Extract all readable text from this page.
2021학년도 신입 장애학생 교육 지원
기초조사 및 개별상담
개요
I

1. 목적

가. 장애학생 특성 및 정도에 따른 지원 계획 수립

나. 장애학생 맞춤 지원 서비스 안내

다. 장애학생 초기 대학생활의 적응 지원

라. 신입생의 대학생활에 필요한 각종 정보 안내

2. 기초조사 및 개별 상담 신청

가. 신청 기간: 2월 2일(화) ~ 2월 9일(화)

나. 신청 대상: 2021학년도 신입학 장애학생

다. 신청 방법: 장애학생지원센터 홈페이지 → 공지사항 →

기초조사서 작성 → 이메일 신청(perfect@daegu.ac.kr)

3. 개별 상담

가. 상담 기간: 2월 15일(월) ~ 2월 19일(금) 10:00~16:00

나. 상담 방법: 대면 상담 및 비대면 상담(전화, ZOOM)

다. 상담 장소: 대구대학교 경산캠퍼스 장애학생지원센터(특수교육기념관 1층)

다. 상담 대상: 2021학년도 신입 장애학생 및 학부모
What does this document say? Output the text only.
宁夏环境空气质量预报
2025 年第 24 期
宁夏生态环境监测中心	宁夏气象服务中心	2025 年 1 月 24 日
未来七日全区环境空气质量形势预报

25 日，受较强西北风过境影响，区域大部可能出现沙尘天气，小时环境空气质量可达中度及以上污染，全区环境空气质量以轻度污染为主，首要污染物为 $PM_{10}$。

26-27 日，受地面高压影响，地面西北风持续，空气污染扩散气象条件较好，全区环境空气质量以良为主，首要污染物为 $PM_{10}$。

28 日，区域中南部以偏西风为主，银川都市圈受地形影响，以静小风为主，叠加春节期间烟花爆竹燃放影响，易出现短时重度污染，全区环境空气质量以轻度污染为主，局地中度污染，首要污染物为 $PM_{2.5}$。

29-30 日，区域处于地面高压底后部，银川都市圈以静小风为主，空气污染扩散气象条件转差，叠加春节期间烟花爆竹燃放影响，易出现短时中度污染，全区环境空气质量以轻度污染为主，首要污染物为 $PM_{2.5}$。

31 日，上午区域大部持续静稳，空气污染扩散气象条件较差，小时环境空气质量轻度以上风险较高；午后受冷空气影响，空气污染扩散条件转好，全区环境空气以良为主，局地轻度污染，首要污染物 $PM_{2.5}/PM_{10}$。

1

_____

-- Set problem --
Every entry should be printed again exactly as it stands.

-- The response --
Extract all readable text from this page.
2021학년도 신입 장애학생 교육 지원
기초조사 및 개별상담
개요
I

1. 목적

가. 장애학생 특성 및 정도에 따른 지원 계획 수립

나. 장애학생 맞춤 지원 서비스 안내

다. 장애학생 초기 대학생활의 적응 지원

라. 신입생의 대학생활에 필요한 각종 정보 안내

2. 기초조사 및 개별 상담 신청

가. 신청 기간: 2월 2일(화) ~ 2월 9일(화)

나. 신청 대상: 2021학년도 신입학 장애학생

다. 신청 방법: 장애학생지원센터 홈페이지 → 공지사항 →

기초조사서 작성 → 이메일 신청(perfect@daegu.ac.kr)

3. 개별 상담

가. 상담 기간: 2월 15일(월) ~ 2월 19일(금) 10:00~16:00

나. 상담 방법: 대면 상담 및 비대면 상담(전화, ZOOM)

다. 상담 장소: 대구대학교 경산캠퍼스 장애학생지원센터(특수교육기념관 1층)

다. 상담 대상: 2021학년도 신입 장애학생 및 학부모
What does this document say? Output the text only.
宁夏环境空气质量预报
2025 年第 24 期
宁夏生态环境监测中心	宁夏气象服务中心	2025 年 1 月 24 日
未来七日全区环境空气质量形势预报

25 日，受较强西北风过境影响，区域大部可能出现沙尘天气，小时环境空气质量可达中度及以上污染，全区环境空气质量以轻度污染为主，首要污染物为 $PM_{10}$。

26-27 日，受地面高压影响，地面西北风持续，空气污染扩散气象条件较好，全区环境空气质量以良为主，首要污染物为 $PM_{10}$。

28 日，区域中南部以偏西风为主，银川都市圈受地形影响，以静小风为主，叠加春节期间烟花爆竹燃放影响，易出现短时重度污染，全区环境空气质量以轻度污染为主，局地中度污染，首要污染物为 $PM_{2.5}$。

29-30 日，区域处于地面高压底后部，银川都市圈以静小风为主，空气污染扩散气象条件转差，叠加春节期间烟花爆竹燃放影响，易出现短时中度污染，全区环境空气质量以轻度污染为主，首要污染物为 $PM_{2.5}$。

31 日，上午区域大部持续静稳，空气污染扩散气象条件较差，小时环境空气质量轻度以上风险较高；午后受冷空气影响，空气污染扩散条件转好，全区环境空气以良为主，局地轻度污染，首要污染物 $PM_{2.5}/PM_{10}$。

1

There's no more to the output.